The task>
Reproduce each record below exactly as written.

Extracts from a graphics dataset:
start
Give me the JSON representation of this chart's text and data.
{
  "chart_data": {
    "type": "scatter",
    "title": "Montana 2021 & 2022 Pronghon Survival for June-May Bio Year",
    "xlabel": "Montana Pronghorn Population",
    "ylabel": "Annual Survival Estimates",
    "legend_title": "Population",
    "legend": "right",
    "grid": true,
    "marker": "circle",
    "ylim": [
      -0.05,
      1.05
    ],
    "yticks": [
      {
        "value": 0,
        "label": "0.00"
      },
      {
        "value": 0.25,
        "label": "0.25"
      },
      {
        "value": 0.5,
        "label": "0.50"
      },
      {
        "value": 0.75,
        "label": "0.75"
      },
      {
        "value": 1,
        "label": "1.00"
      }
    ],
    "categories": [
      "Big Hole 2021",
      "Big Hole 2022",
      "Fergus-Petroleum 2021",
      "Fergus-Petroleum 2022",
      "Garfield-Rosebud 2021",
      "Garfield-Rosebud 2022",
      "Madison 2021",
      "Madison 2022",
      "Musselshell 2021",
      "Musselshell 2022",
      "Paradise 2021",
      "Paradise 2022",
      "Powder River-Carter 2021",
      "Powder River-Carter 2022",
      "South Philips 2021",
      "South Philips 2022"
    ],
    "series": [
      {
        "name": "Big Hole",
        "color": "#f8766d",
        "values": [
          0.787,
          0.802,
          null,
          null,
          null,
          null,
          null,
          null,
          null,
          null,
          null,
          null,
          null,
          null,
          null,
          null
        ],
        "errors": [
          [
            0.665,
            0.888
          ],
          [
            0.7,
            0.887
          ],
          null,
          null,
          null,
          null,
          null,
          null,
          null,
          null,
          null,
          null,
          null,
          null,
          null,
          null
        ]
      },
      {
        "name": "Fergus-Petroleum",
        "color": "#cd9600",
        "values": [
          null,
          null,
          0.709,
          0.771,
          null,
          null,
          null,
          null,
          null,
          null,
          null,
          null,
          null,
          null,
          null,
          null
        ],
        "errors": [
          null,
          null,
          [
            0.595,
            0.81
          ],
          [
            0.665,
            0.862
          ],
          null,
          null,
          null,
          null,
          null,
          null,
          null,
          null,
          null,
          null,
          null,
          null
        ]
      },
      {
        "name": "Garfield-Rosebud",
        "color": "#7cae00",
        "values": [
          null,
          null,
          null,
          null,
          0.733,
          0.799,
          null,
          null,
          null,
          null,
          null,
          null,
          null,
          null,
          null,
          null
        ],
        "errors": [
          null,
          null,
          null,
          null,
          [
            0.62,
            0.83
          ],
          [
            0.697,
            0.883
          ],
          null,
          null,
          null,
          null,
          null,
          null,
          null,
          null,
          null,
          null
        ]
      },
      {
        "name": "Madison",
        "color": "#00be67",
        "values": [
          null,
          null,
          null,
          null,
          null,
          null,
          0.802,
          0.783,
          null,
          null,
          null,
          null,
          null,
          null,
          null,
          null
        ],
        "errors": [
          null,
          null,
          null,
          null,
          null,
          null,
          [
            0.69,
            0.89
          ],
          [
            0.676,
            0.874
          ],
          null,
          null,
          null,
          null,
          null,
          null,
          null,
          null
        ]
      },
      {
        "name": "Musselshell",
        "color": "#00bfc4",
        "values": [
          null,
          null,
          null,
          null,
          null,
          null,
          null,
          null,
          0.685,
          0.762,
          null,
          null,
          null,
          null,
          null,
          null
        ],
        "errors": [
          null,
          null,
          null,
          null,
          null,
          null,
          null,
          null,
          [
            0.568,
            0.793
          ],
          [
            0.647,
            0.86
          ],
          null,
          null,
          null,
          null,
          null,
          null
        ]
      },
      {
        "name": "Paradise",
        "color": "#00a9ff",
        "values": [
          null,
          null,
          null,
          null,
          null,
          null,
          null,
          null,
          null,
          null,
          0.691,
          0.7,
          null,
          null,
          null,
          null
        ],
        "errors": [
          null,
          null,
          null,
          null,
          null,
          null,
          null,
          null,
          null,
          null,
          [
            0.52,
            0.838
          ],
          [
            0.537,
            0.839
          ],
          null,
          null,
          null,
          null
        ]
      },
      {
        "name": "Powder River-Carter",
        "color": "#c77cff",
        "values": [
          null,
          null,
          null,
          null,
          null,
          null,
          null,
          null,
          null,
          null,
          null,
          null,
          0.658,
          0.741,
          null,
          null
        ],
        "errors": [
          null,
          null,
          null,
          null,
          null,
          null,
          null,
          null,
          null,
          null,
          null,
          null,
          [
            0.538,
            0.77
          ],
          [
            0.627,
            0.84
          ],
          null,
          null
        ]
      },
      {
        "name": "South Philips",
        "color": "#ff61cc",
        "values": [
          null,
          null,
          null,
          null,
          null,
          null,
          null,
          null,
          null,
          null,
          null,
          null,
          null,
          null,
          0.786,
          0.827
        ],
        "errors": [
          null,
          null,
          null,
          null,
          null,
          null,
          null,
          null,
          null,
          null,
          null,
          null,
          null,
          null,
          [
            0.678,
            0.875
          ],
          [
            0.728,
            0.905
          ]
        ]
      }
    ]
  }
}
end
Complete answer>
Give me the JSON representation of this chart's text and data.
{
  "chart_data": {
    "type": "scatter",
    "title": "Montana 2021 & 2022 Pronghon Survival for June-May Bio Year",
    "xlabel": "Montana Pronghorn Population",
    "ylabel": "Annual Survival Estimates",
    "legend_title": "Population",
    "legend": "right",
    "grid": true,
    "marker": "circle",
    "ylim": [
      -0.05,
      1.05
    ],
    "yticks": [
      {
        "value": 0,
        "label": "0.00"
      },
      {
        "value": 0.25,
        "label": "0.25"
      },
      {
        "value": 0.5,
        "label": "0.50"
      },
      {
        "value": 0.75,
        "label": "0.75"
      },
      {
        "value": 1,
        "label": "1.00"
      }
    ],
    "categories": [
      "Big Hole 2021",
      "Big Hole 2022",
      "Fergus-Petroleum 2021",
      "Fergus-Petroleum 2022",
      "Garfield-Rosebud 2021",
      "Garfield-Rosebud 2022",
      "Madison 2021",
      "Madison 2022",
      "Musselshell 2021",
      "Musselshell 2022",
      "Paradise 2021",
      "Paradise 2022",
      "Powder River-Carter 2021",
      "Powder River-Carter 2022",
      "South Philips 2021",
      "South Philips 2022"
    ],
    "series": [
      {
        "name": "Big Hole",
        "color": "#f8766d",
        "values": [
          0.787,
          0.802,
          null,
          null,
          null,
          null,
          null,
          null,
          null,
          null,
          null,
          null,
          null,
          null,
          null,
          null
        ],
        "errors": [
          [
            0.665,
            0.888
          ],
          [
            0.7,
            0.887
          ],
          null,
          null,
          null,
          null,
          null,
          null,
          null,
          null,
          null,
          null,
          null,
          null,
          null,
          null
        ]
      },
      {
        "name": "Fergus-Petroleum",
        "color": "#cd9600",
        "values": [
          null,
          null,
          0.709,
          0.771,
          null,
          null,
          null,
          null,
          null,
          null,
          null,
          null,
          null,
          null,
          null,
          null
        ],
        "errors": [
          null,
          null,
          [
            0.595,
            0.81
          ],
          [
            0.665,
            0.862
          ],
          null,
          null,
          null,
          null,
          null,
          null,
          null,
          null,
          null,
          null,
          null,
          null
        ]
      },
      {
        "name": "Garfield-Rosebud",
        "color": "#7cae00",
        "values": [
          null,
          null,
          null,
          null,
          0.733,
          0.799,
          null,
          null,
          null,
          null,
          null,
          null,
          null,
          null,
          null,
          null
        ],
        "errors": [
          null,
          null,
          null,
          null,
          [
            0.62,
            0.83
          ],
          [
            0.697,
            0.883
          ],
          null,
          null,
          null,
          null,
          null,
          null,
          null,
          null,
          null,
          null
        ]
      },
      {
        "name": "Madison",
        "color": "#00be67",
        "values": [
          null,
          null,
          null,
          null,
          null,
          null,
          0.802,
          0.783,
          null,
          null,
          null,
          null,
          null,
          null,
          null,
          null
        ],
        "errors": [
          null,
          null,
          null,
          null,
          null,
          null,
          [
            0.69,
            0.89
          ],
          [
            0.676,
            0.874
          ],
          null,
          null,
          null,
          null,
          null,
          null,
          null,
          null
        ]
      },
      {
        "name": "Musselshell",
        "color": "#00bfc4",
        "values": [
          null,
          null,
          null,
          null,
          null,
          null,
          null,
          null,
          0.685,
          0.762,
          null,
          null,
          null,
          null,
          null,
          null
        ],
        "errors": [
          null,
          null,
          null,
          null,
          null,
          null,
          null,
          null,
          [
            0.568,
            0.793
          ],
          [
            0.647,
            0.86
          ],
          null,
          null,
          null,
          null,
          null,
          null
        ]
      },
      {
        "name": "Paradise",
        "color": "#00a9ff",
        "values": [
          null,
          null,
          null,
          null,
          null,
          null,
          null,
          null,
          null,
          null,
          0.691,
          0.7,
          null,
          null,
          null,
          null
        ],
        "errors": [
          null,
          null,
          null,
          null,
          null,
          null,
          null,
          null,
          null,
          null,
          [
            0.52,
            0.838
          ],
          [
            0.537,
            0.839
          ],
          null,
          null,
          null,
          null
        ]
      },
      {
        "name": "Powder River-Carter",
        "color": "#c77cff",
        "values": [
          null,
          null,
          null,
          null,
          null,
          null,
          null,
          null,
          null,
          null,
          null,
          null,
          0.658,
          0.741,
          null,
          null
        ],
        "errors": [
          null,
          null,
          null,
          null,
          null,
          null,
          null,
          null,
          null,
          null,
          null,
          null,
          [
            0.538,
            0.77
          ],
          [
            0.627,
            0.84
          ],
          null,
          null
        ]
      },
      {
        "name": "South Philips",
        "color": "#ff61cc",
        "values": [
          null,
          null,
          null,
          null,
          null,
          null,
          null,
          null,
          null,
          null,
          null,
          null,
          null,
          null,
          0.786,
          0.827
        ],
        "errors": [
          null,
          null,
          null,
          null,
          null,
          null,
          null,
          null,
          null,
          null,
          null,
          null,
          null,
          null,
          [
            0.678,
            0.875
          ],
          [
            0.728,
            0.905
          ]
        ]
      }
    ]
  }
}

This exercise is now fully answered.